BEGIN Recorded data

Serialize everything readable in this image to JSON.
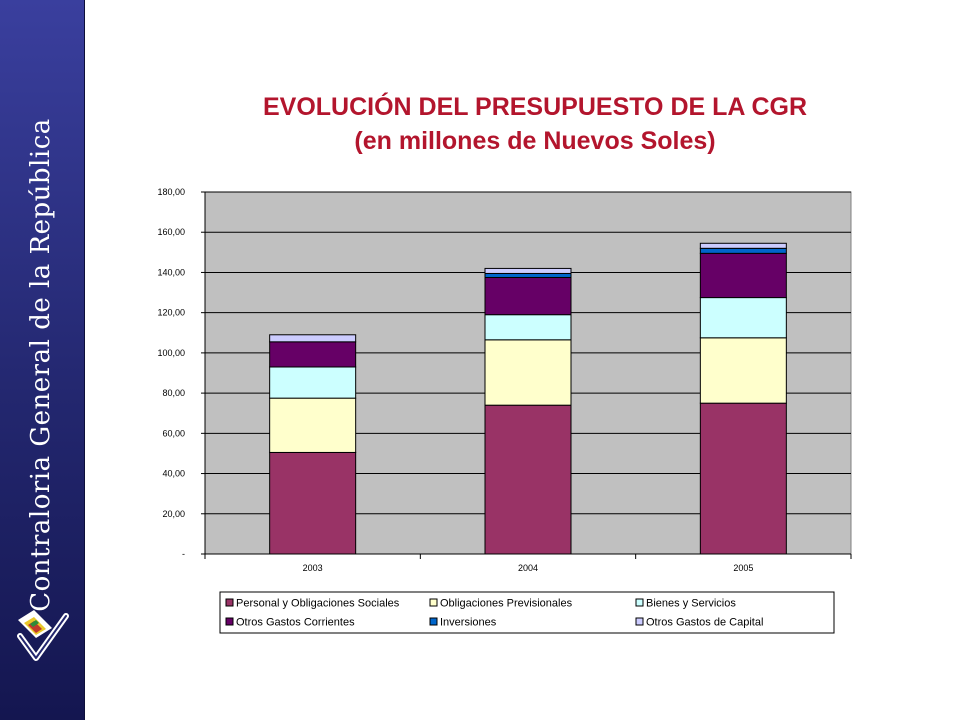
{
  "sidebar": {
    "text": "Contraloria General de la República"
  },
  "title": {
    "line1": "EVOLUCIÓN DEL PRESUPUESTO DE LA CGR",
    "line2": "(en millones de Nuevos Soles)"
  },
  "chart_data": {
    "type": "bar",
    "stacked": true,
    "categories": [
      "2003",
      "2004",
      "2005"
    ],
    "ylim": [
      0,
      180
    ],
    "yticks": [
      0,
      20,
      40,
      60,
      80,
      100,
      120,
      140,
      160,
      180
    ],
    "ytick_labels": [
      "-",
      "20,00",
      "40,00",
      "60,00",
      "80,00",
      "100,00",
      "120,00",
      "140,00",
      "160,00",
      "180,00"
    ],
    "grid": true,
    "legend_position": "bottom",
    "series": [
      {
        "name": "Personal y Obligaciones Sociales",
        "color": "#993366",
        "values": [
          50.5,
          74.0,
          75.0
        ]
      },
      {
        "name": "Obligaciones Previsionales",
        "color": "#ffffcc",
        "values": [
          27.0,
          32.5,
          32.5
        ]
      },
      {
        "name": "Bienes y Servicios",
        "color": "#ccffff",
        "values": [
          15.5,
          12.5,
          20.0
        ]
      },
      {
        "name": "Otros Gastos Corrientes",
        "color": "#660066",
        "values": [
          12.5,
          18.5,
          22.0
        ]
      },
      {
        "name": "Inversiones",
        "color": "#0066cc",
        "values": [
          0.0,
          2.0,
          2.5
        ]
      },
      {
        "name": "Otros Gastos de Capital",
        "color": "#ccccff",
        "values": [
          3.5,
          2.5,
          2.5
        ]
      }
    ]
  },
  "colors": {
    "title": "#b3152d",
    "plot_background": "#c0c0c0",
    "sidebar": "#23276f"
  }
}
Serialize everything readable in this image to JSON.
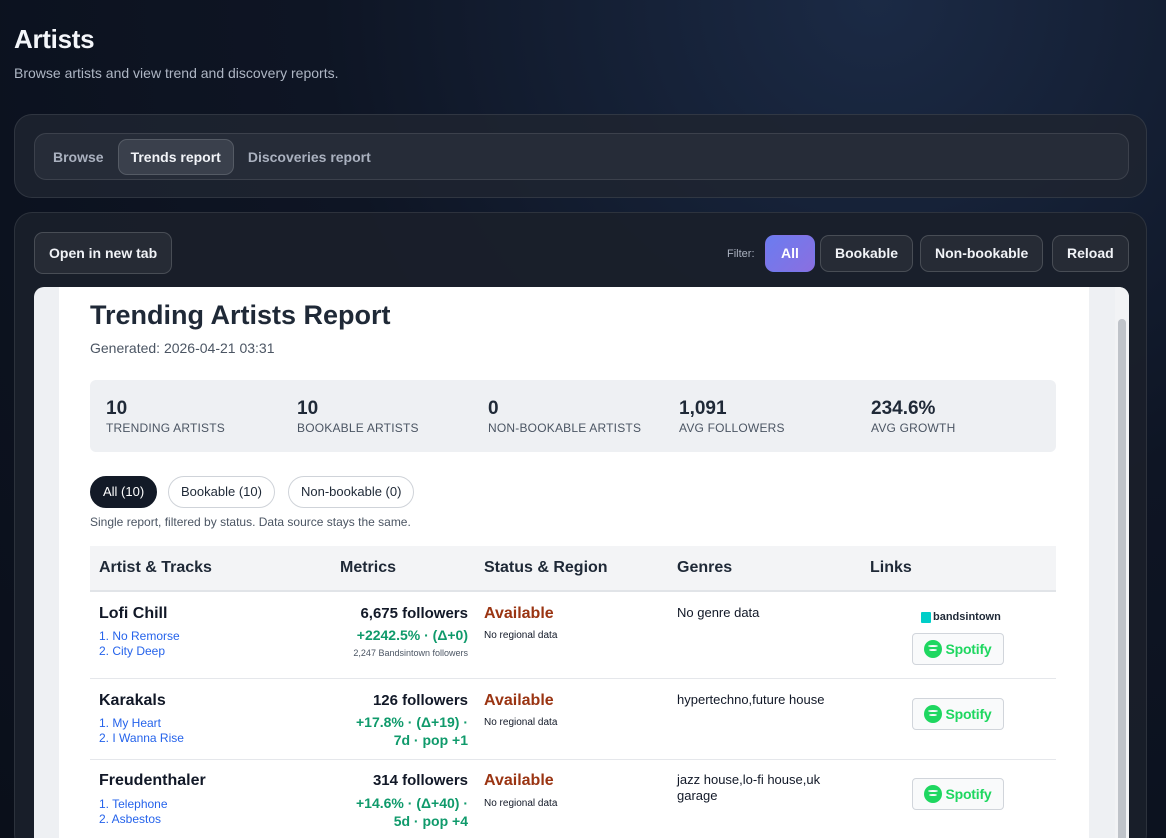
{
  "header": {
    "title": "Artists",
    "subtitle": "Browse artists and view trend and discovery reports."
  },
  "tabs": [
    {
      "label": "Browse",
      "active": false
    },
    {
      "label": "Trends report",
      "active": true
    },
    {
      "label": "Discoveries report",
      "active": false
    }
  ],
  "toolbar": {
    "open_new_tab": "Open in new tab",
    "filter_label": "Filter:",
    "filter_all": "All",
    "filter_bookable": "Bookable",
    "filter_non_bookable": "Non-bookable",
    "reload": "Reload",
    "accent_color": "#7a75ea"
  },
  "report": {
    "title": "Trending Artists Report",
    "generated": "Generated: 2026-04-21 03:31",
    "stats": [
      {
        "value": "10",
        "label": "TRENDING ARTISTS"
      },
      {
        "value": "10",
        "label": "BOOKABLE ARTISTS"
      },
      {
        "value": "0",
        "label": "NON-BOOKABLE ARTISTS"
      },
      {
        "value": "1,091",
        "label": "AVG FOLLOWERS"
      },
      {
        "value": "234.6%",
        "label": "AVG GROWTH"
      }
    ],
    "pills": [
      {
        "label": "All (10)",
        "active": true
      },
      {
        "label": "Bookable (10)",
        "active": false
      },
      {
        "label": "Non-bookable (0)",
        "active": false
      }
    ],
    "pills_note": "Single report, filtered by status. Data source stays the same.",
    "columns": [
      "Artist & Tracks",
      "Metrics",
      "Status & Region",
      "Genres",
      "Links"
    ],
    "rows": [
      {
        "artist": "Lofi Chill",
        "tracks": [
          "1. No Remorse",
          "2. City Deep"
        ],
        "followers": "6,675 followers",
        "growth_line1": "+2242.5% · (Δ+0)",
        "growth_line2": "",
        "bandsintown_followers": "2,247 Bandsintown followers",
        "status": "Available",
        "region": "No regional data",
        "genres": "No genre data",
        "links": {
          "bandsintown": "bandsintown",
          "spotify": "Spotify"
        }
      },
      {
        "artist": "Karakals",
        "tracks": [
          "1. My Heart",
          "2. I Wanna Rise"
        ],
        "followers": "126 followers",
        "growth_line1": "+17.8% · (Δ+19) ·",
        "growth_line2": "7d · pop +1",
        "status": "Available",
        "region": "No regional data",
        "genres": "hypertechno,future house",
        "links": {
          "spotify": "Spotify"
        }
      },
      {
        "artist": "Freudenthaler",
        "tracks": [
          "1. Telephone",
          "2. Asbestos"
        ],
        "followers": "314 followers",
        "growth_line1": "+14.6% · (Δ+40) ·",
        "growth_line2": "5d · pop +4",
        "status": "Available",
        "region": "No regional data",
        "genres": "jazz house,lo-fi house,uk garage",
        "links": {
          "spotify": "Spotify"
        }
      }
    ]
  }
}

END Recorded data
BEGIN Recorded data

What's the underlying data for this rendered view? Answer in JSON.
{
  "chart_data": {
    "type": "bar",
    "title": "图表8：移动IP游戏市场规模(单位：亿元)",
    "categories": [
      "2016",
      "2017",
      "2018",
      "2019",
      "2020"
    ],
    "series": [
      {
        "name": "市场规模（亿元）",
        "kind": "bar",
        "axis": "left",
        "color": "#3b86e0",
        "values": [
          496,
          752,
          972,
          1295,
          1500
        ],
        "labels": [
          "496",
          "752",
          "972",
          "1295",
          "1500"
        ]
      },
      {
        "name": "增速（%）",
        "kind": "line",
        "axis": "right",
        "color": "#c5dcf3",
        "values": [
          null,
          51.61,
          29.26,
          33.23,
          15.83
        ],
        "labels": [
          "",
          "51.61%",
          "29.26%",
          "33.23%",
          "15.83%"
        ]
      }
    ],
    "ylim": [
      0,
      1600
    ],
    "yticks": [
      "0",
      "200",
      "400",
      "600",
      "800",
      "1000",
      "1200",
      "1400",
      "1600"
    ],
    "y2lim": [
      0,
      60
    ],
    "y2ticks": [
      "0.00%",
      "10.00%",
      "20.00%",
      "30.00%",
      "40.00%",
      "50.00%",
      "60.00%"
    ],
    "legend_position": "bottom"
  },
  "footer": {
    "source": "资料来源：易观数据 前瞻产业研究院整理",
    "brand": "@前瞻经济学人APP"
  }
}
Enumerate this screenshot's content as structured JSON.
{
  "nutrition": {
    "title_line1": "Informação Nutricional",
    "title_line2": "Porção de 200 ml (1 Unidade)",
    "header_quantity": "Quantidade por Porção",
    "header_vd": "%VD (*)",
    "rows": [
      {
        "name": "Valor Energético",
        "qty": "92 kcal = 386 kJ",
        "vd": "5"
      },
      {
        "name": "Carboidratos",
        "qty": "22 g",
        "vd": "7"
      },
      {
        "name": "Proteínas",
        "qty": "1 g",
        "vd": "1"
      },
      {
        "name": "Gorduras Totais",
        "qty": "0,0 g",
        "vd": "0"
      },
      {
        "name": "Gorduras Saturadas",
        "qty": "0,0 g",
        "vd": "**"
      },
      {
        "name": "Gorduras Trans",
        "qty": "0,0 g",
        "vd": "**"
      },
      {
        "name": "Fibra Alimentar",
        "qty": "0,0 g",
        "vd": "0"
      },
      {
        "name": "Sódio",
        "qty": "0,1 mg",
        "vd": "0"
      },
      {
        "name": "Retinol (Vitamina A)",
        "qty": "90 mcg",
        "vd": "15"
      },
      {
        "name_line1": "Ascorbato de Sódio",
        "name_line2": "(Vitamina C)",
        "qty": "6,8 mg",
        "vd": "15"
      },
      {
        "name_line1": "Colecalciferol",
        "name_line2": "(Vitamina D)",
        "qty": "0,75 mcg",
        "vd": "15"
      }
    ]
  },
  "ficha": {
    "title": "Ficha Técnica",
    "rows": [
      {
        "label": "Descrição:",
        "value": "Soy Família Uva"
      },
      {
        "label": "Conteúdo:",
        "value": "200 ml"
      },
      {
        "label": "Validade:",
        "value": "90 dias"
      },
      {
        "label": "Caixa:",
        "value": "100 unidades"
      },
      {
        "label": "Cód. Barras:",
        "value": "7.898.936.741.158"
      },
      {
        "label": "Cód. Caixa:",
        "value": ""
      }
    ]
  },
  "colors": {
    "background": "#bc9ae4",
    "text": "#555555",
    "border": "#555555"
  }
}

END Recorded data
BEGIN Recorded data

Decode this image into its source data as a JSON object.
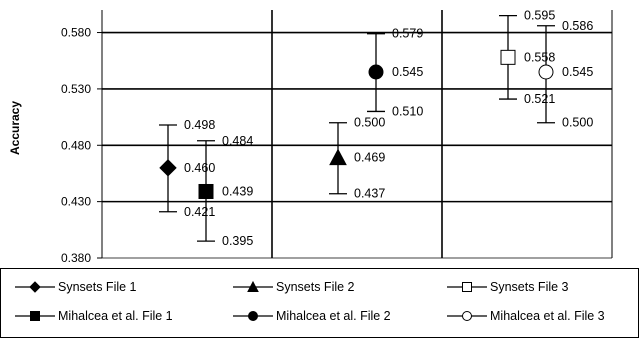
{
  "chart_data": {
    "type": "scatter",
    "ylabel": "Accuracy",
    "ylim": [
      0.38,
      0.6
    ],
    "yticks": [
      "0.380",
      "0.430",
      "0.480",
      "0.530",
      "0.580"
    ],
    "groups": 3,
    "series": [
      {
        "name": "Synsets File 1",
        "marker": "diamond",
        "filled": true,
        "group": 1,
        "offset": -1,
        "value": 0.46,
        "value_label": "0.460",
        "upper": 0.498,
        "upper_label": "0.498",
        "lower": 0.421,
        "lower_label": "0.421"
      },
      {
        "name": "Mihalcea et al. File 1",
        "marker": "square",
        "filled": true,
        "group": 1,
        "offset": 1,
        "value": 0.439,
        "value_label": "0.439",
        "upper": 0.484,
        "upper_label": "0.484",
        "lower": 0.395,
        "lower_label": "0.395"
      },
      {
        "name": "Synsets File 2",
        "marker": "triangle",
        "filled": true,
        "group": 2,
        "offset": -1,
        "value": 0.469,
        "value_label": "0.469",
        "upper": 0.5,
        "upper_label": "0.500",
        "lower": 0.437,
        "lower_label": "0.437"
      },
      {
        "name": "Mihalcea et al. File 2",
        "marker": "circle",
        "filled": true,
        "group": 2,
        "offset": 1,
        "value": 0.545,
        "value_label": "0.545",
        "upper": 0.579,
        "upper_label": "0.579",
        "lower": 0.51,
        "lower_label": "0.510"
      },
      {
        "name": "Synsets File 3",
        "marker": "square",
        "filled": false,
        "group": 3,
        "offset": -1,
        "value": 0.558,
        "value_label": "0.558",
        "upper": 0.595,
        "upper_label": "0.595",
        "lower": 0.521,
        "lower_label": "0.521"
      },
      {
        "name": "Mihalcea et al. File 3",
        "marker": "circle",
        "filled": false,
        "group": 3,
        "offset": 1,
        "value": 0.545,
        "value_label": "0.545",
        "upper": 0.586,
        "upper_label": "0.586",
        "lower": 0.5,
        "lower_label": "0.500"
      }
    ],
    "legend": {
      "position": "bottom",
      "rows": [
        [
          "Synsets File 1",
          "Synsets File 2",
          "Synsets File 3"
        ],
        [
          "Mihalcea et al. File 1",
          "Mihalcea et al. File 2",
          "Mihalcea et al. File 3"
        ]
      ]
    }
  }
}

END Recorded data

§ **Task statement**
Identify the lines of the data that contain the word "house". Copy each of them.

§ **The response**
        "genres": "hypertechno,future house",
        "genres": "jazz house,lo-fi house,uk garage",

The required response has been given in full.